**The request:** Return each line of the listing that contains the string "content".

**Data excerpts:**
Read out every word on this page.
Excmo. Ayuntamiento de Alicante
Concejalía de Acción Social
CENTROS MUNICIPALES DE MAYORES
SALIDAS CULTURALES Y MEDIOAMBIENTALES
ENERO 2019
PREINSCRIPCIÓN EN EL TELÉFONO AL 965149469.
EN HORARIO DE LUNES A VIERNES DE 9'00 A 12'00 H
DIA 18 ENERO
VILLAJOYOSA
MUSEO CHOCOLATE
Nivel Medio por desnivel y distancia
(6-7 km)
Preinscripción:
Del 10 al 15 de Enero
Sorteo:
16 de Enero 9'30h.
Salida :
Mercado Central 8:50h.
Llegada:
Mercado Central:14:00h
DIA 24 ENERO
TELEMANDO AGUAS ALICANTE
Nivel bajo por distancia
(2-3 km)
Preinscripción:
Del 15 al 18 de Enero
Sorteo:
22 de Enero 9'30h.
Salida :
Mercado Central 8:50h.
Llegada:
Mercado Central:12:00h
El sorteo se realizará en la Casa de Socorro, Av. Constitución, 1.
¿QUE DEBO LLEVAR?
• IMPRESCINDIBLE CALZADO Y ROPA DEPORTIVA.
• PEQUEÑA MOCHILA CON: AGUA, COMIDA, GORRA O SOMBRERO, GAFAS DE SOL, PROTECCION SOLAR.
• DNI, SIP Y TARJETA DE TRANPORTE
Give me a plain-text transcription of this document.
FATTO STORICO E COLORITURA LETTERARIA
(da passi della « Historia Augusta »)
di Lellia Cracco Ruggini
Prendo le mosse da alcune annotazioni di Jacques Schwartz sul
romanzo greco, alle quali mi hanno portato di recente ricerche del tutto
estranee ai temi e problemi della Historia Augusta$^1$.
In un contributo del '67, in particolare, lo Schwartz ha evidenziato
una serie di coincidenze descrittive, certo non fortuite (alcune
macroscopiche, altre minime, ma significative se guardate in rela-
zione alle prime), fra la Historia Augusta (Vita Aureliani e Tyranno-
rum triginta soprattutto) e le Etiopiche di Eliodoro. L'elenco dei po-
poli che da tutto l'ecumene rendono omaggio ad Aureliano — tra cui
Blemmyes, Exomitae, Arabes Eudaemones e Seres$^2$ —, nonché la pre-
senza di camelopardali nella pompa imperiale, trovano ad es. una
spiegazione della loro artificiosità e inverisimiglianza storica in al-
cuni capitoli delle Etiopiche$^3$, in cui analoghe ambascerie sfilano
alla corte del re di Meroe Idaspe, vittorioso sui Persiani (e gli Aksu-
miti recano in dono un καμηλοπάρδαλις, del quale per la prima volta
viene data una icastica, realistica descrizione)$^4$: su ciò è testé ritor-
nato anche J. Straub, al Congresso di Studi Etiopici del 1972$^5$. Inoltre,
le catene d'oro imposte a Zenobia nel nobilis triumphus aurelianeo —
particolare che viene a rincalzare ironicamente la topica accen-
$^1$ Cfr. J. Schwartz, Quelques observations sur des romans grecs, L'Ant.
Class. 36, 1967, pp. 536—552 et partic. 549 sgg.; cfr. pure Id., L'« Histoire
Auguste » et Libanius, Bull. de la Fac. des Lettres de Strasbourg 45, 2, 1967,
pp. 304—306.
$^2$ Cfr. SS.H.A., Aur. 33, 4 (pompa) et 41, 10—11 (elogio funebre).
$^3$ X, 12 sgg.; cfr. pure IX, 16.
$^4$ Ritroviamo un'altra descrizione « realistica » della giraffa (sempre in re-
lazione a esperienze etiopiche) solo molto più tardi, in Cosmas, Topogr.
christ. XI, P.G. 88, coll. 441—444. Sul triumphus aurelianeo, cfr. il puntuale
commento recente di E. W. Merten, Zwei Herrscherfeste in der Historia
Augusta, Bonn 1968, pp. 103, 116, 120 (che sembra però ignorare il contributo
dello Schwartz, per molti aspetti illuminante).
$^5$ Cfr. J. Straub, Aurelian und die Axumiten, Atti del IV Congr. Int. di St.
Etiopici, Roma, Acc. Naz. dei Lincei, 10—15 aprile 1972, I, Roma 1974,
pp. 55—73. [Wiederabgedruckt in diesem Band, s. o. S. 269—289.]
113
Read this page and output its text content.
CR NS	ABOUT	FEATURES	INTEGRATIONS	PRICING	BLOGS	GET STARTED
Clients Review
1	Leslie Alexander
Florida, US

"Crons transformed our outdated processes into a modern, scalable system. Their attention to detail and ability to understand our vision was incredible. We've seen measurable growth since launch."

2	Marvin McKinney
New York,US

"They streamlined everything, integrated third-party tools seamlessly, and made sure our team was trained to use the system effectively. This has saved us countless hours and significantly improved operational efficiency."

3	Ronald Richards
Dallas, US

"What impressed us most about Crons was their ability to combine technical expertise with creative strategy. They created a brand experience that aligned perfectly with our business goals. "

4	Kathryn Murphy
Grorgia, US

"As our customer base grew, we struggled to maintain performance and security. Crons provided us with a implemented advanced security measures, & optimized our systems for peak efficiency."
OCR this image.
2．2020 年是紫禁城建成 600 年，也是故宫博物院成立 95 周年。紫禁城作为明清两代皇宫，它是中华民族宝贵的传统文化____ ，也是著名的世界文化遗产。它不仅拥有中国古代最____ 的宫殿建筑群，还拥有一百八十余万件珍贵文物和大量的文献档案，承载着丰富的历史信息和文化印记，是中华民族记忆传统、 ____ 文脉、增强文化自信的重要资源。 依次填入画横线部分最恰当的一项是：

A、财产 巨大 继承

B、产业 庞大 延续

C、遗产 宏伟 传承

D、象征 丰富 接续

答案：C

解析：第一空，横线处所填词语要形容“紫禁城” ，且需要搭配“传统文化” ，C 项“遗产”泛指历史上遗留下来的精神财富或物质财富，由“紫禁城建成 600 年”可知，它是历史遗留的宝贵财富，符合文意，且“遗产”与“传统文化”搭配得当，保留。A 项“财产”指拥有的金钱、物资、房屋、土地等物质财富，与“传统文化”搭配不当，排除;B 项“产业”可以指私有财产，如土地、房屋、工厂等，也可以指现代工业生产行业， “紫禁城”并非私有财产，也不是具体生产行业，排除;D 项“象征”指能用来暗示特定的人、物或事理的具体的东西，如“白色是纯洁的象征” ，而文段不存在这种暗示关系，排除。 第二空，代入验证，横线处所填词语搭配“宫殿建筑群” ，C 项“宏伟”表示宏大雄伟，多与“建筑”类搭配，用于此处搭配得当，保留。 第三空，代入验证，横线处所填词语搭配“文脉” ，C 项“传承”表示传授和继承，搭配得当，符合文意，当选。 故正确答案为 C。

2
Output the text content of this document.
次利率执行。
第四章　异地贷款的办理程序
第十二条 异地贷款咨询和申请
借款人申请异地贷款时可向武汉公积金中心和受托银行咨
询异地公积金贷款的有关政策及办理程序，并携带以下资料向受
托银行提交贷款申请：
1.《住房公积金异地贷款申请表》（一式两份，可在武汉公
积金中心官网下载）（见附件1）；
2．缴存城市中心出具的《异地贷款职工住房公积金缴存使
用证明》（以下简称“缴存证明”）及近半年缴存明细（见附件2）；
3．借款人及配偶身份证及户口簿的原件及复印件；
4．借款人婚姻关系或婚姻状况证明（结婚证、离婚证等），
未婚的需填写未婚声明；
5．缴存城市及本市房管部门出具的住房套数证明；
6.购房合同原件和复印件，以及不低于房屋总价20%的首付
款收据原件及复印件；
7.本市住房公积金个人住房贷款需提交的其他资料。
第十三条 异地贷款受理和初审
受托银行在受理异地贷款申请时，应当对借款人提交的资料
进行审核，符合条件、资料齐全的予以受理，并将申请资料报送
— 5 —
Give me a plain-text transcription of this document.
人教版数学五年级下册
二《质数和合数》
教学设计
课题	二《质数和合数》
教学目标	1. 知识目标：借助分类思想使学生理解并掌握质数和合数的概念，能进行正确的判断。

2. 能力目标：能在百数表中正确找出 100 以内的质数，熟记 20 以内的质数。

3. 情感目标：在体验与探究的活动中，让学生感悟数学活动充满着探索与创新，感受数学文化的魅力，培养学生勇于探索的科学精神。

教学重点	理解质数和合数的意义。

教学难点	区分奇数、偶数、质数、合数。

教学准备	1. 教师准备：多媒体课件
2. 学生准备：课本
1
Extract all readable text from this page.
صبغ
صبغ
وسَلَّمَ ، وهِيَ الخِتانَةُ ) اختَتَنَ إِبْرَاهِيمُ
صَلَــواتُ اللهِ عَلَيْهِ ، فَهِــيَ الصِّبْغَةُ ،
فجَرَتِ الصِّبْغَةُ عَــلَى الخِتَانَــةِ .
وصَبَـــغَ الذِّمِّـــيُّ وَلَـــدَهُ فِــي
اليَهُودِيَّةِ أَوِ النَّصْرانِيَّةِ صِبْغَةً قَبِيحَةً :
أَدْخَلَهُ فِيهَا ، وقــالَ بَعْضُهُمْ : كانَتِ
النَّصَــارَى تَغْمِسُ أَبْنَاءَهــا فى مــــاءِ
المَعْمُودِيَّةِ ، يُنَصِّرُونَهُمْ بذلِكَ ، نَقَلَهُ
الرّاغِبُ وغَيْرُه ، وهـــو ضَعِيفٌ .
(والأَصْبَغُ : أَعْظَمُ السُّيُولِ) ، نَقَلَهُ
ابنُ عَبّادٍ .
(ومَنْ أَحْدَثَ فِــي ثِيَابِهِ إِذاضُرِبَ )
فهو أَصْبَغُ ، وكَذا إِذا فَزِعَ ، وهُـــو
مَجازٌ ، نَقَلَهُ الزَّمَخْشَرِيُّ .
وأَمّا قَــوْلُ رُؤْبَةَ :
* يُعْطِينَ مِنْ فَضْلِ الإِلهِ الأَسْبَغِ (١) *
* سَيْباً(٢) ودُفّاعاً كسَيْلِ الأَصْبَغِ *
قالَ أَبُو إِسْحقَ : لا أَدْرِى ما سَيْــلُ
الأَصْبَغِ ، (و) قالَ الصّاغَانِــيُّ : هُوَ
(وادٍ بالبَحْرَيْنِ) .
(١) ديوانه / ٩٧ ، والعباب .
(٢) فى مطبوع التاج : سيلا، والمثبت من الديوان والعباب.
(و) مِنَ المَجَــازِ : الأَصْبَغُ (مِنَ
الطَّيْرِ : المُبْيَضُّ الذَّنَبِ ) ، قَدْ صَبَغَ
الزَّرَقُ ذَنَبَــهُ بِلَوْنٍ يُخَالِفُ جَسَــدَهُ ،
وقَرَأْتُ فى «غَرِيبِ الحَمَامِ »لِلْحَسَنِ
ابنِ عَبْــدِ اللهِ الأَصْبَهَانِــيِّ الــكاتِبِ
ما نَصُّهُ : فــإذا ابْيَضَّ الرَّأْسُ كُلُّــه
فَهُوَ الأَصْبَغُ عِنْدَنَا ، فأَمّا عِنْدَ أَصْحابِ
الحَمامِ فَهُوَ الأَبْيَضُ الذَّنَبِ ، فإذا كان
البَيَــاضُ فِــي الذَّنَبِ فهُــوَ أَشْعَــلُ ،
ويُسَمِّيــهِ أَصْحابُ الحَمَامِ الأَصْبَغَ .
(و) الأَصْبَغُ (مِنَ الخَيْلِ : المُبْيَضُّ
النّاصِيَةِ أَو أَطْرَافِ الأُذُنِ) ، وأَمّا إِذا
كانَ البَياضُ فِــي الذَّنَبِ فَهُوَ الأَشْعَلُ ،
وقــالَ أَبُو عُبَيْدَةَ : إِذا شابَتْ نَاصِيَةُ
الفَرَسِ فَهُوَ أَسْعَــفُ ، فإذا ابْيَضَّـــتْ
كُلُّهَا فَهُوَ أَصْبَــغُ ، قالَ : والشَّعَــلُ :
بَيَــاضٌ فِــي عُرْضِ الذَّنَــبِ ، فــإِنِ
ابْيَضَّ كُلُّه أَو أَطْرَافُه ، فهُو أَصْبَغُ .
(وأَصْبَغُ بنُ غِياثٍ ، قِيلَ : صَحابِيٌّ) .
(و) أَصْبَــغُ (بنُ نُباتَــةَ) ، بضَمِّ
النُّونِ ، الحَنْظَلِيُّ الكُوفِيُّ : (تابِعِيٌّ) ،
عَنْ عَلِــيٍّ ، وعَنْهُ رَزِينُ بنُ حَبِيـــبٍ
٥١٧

**Reply to the exercise:**
Read this page and output its text content.
Output the text content of this document.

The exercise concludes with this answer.